TASK DETAILS:
Repeat the full listing below verbatim and keep the images out.

MATERIAL PROVIDED:
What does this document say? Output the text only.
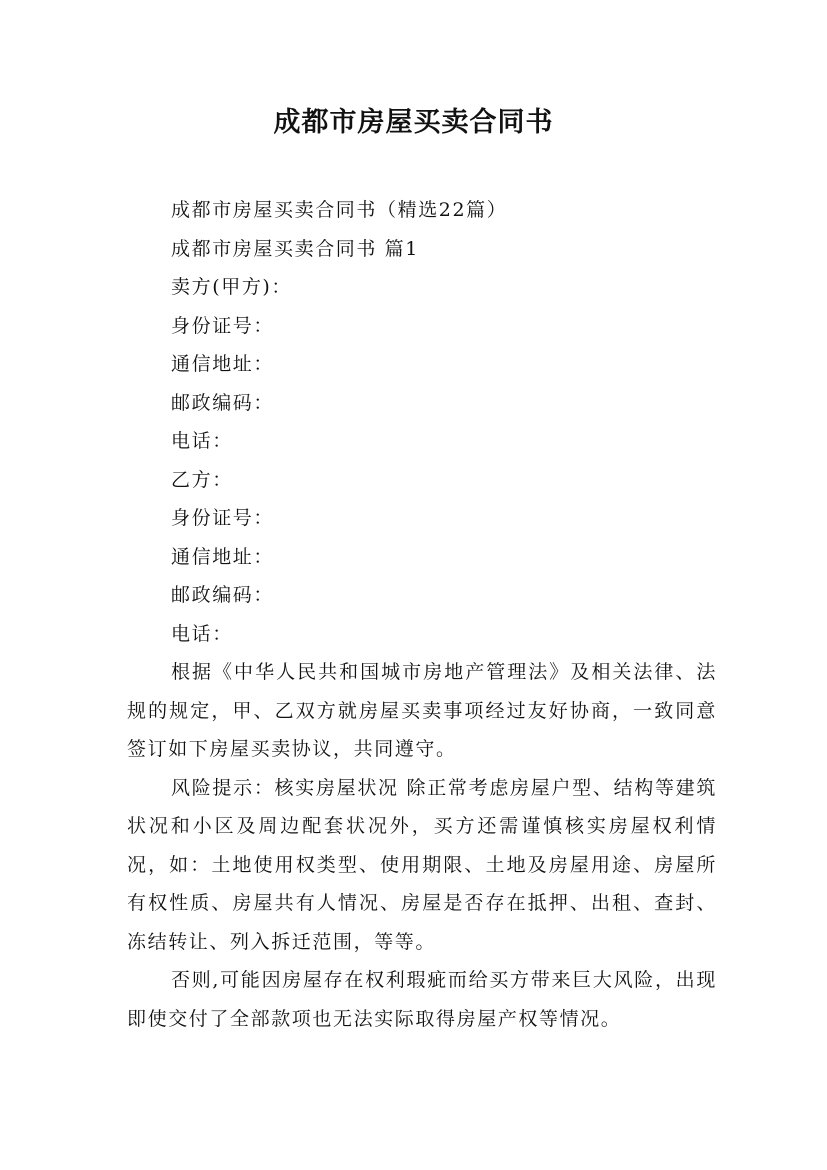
成都市房屋买卖合同书

成都市房屋买卖合同书（精选22篇）

成都市房屋买卖合同书 篇1

卖方(甲方)：

身份证号：

通信地址：

邮政编码：

电话：

乙方：

身份证号：

通信地址：

邮政编码：

电话：

根据《中华人民共和国城市房地产管理法》及相关法律、法规的规定，甲、乙双方就房屋买卖事项经过友好协商，一致同意签订如下房屋买卖协议，共同遵守。

风险提示：核实房屋状况 除正常考虑房屋户型、结构等建筑状况和小区及周边配套状况外，买方还需谨慎核实房屋权利情况，如：土地使用权类型、使用期限、土地及房屋用途、房屋所有权性质、房屋共有人情况、房屋是否存在抵押、出租、查封、冻结转让、列入拆迁范围，等等。

否则,可能因房屋存在权利瑕疵而给买方带来巨大风险，出现即使交付了全部款项也无法实际取得房屋产权等情况。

SOLVED EXERCISE:
What does this document say? Output the text only.
成都市房屋买卖合同书

成都市房屋买卖合同书（精选22篇）

成都市房屋买卖合同书 篇1

卖方(甲方)：

身份证号：

通信地址：

邮政编码：

电话：

乙方：

身份证号：

通信地址：

邮政编码：

电话：

根据《中华人民共和国城市房地产管理法》及相关法律、法规的规定，甲、乙双方就房屋买卖事项经过友好协商，一致同意签订如下房屋买卖协议，共同遵守。

风险提示：核实房屋状况 除正常考虑房屋户型、结构等建筑状况和小区及周边配套状况外，买方还需谨慎核实房屋权利情况，如：土地使用权类型、使用期限、土地及房屋用途、房屋所有权性质、房屋共有人情况、房屋是否存在抵押、出租、查封、冻结转让、列入拆迁范围，等等。

否则,可能因房屋存在权利瑕疵而给买方带来巨大风险，出现即使交付了全部款项也无法实际取得房屋产权等情况。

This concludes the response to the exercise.